Write down every entry below once more, exactly.
-- BEGIN Recorded data --
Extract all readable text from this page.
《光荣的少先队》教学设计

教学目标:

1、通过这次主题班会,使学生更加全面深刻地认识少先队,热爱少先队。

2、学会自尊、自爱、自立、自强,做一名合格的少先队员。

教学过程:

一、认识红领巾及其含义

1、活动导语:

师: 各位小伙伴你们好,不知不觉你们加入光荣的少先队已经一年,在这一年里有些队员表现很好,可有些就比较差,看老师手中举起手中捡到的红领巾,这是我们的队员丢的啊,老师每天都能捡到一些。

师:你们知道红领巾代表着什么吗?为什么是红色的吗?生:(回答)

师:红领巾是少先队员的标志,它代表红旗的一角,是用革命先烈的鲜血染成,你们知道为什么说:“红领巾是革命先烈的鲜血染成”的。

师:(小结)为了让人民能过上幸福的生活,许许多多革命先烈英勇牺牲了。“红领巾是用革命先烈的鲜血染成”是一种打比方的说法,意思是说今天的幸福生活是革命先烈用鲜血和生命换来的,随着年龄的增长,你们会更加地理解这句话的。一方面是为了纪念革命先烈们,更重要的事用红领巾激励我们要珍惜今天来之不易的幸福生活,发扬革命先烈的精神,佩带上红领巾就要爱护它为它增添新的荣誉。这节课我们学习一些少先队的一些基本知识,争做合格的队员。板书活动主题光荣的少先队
-- END Recorded data --
(The output)
Extract all readable text from this page.
《光荣的少先队》教学设计

教学目标:

1、通过这次主题班会,使学生更加全面深刻地认识少先队,热爱少先队。

2、学会自尊、自爱、自立、自强,做一名合格的少先队员。

教学过程:

一、认识红领巾及其含义

1、活动导语:

师: 各位小伙伴你们好,不知不觉你们加入光荣的少先队已经一年,在这一年里有些队员表现很好,可有些就比较差,看老师手中举起手中捡到的红领巾,这是我们的队员丢的啊,老师每天都能捡到一些。

师:你们知道红领巾代表着什么吗?为什么是红色的吗?生:(回答)

师:红领巾是少先队员的标志,它代表红旗的一角,是用革命先烈的鲜血染成,你们知道为什么说:“红领巾是革命先烈的鲜血染成”的。

师:(小结)为了让人民能过上幸福的生活,许许多多革命先烈英勇牺牲了。“红领巾是用革命先烈的鲜血染成”是一种打比方的说法,意思是说今天的幸福生活是革命先烈用鲜血和生命换来的,随着年龄的增长,你们会更加地理解这句话的。一方面是为了纪念革命先烈们,更重要的事用红领巾激励我们要珍惜今天来之不易的幸福生活,发扬革命先烈的精神,佩带上红领巾就要爱护它为它增添新的荣誉。这节课我们学习一些少先队的一些基本知识,争做合格的队员。板书活动主题光荣的少先队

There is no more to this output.